TEXTE FOURNI:

Malgré le caractère dictatorial du régime, la planification de l’économie avait permis une amélioration importante des conditions de vie de la population. Mais dans les années 90, Hafez a entamé une politique de « libéralisation » économique, ouvrant un espace de plus en plus grand aux investisseurs capitalistes et aux banques privées. Cette orientation était renforcée par l’effondrement de l’URSS et des autres dictatures bureaucratiques en Europe Centrale. A sa mort, en 2000, Hafez a été remplacé par son fils Bashar Al-Assad, et le processus de restauration capitaliste s’est accéléré. Des entreprises ont été privatisées au profit des milieux dirigeants du régime, tandis que le niveau de vie de la majorité s’est nettement détérioré. Aujourd’hui, selon diverses estimations, entre 30 et 45 % de la population vit dans la pénurie et environ 13 % dans une extrême pauvreté. Le taux de chômage est de l’ordre de 20 %.

L’impact de la révolution arabe

Le renversement de Ben Ali en Tunisie et de Moubarak en Egypte a donné une puissante impulsion à des mouvements de révolte à travers l’Afrique du Nord, au Proche-Orient et dans le Golfe Persique (Bahreïn). La jeunesse des milieux populaires, les ouvriers et tous les opprimés y voyaient une preuve que des régimes dictatoriaux et les moyens de répression à leur disposition n’étaient pas invincibles. Mais l’expérience de ces tentatives d’émulation révolutionnaire a démontré que les régimes en place n’étaient pas toujours aussi fragiles que ceux de la Tunisie et de l’Egypte. Les mouvements visant à renverser des dictatures n’ont pas connu partout une ampleur suffisante au regard de la tâche qu’ils se sont donnée. En Libye, par exemple, le régime de Kadhafi aurait sans doute réussi à se maintenir – au moyen d’une répression implacable – bien plus longtemps sans l’intervention militaire des puissances impérialistes. Cette intervention n’avait rien à voir avec la révolution libyenne, mais visait à imposer un régime pro-impérialiste. Dès le départ, le Conseil National de Libération libyen était essentiellement composé d’agents des grandes puissances et d’anciens kadhafistes. Il n’avait rien de « révolutionnaire ».

DONNÉES FOURNIES:
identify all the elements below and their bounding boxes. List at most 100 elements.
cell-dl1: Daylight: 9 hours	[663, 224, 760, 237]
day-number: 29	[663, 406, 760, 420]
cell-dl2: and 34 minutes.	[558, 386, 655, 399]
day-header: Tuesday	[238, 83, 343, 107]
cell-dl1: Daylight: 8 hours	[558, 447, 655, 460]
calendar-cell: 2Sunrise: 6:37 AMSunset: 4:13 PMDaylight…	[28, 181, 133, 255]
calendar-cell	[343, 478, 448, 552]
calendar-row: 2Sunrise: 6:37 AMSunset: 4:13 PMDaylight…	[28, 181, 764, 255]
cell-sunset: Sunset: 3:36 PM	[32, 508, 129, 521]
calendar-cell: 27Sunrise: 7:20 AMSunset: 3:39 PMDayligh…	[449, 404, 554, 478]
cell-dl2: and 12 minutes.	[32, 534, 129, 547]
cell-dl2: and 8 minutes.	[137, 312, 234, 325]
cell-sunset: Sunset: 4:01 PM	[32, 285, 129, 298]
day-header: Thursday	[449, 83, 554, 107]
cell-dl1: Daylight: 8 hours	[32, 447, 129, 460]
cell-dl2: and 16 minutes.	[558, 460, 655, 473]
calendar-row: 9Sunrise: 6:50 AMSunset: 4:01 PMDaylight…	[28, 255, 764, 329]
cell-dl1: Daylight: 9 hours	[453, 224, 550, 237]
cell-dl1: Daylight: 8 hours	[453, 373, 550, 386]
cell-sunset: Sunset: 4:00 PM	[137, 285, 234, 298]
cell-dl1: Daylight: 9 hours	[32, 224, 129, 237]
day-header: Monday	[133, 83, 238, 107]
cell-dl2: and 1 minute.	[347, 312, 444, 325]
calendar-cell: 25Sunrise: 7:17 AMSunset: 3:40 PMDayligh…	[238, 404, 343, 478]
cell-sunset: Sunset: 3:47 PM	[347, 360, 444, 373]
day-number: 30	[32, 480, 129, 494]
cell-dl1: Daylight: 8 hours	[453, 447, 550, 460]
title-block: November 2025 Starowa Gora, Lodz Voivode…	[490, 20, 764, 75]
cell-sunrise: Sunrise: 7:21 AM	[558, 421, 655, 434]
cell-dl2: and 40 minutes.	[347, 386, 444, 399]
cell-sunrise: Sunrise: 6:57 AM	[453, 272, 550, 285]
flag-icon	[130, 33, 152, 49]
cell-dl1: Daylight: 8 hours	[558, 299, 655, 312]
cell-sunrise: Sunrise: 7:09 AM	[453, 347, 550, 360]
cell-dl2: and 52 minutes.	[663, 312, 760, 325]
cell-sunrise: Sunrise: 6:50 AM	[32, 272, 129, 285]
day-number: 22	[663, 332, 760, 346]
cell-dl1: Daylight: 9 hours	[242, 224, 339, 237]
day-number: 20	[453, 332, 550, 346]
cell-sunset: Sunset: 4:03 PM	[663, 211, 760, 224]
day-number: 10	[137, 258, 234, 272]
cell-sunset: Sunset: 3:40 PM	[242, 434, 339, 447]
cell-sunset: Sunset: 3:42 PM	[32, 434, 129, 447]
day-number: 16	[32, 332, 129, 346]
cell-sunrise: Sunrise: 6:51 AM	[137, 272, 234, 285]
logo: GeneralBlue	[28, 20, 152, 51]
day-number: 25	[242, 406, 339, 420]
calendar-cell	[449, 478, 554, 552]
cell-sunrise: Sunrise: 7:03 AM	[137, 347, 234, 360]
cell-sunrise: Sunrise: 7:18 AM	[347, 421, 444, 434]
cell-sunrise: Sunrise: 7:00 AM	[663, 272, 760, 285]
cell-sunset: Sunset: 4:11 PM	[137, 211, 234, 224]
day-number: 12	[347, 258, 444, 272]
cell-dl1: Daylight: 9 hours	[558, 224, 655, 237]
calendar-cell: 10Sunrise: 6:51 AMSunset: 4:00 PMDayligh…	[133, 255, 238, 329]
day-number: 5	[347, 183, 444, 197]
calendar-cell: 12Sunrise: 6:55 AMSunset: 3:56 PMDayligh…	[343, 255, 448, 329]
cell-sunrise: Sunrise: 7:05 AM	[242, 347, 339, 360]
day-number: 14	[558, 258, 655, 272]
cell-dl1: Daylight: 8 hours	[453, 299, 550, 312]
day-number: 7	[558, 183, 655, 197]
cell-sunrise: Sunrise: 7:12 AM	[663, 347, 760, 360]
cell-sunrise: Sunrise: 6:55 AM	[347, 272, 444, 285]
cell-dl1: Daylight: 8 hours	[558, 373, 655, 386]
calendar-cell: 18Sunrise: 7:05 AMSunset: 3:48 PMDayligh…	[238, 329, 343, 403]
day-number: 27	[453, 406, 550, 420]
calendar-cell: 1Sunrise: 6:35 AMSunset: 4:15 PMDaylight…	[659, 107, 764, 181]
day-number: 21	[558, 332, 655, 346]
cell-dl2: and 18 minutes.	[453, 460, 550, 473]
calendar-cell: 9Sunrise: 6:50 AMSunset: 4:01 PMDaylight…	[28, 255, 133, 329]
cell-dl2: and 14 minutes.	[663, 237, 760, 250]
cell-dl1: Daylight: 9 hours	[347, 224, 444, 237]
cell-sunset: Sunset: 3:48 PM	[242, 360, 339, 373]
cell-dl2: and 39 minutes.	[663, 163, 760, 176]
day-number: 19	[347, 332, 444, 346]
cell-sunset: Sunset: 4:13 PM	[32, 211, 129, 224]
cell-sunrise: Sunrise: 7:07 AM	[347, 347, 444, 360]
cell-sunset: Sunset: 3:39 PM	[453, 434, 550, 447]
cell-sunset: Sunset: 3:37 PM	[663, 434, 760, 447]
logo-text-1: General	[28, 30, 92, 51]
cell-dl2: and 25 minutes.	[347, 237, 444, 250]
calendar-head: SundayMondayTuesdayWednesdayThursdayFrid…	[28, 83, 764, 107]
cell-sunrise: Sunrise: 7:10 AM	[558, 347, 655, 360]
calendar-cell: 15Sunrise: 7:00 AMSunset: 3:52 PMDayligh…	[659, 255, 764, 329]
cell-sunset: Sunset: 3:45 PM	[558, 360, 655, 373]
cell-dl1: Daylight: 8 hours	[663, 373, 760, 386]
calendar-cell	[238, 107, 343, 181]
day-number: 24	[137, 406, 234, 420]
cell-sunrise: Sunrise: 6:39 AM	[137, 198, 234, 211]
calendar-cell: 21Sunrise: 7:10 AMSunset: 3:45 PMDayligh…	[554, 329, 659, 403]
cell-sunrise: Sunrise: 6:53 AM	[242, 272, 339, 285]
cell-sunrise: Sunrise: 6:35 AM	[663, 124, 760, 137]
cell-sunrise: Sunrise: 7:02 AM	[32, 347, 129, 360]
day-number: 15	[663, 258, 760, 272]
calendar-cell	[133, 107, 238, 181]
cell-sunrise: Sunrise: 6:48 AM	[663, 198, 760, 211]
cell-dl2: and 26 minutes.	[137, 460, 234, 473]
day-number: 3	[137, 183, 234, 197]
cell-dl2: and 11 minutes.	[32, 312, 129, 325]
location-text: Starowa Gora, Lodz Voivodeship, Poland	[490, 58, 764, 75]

CONSIGNE DONNÉE:
Poursuivez le texte sur le régime syrien et les révoltes arabes à partir de sa dernière phrase.

RÉPONSE ATTENDUE:
Une situation similaire, à bien des égards, s’est développée en Syrie. Des centaines de milliers de jeunes et de travailleurs se sont mobilisés pour en finir avec la dictature de Bashar Al-Assad. Mais le mouvement n’a pas acquis le caractère de masse qui aurait permis de renverser le régime. La vaste majorité de l’armée syrienne – forte de 500 000 hommes – n’a pas fait défection. Par une combinaison de concessions et de répression, Assad a pu contenir la contestation, même si son régime a été sérieusement fragilisé. Les structures mises en place pour organiser le mouvement populaire n’ont pas pu être maintenues.

Alors que des grandes puissances impérialistes – dont les Etats-Unis, la France et la Grande-Bretagne – sont intervenues militairement en Libye, ils rechignent à le faire en Syrie. Ils se limitent à l’envoi de quelques « observateurs ». Leur réticence s’explique par plusieurs facteurs. Premièrement, les grandes puissances mondiales sont divisées sur la question. Pour la Russie, la chute d’Assad se traduirait par un recul de son influence dans la région. Aussi s’oppose-t-elle catégoriquement à toute intervention susceptible d’affaiblir davantage le régime en place. Cette opposition prive les impérialistes de la possibilité d’agir au nom de la « communauté internationale », via l’ONU. Mais le blocage russe n’est pas le seul problème. Les puissances occidentales elles-mêmes ne sont pas certaines que la chute d’Assad soit dans leurs intérêts, car ils risqueraient fort de n’avoir aucune prise sérieuse sur la situation politique qui en résulterait.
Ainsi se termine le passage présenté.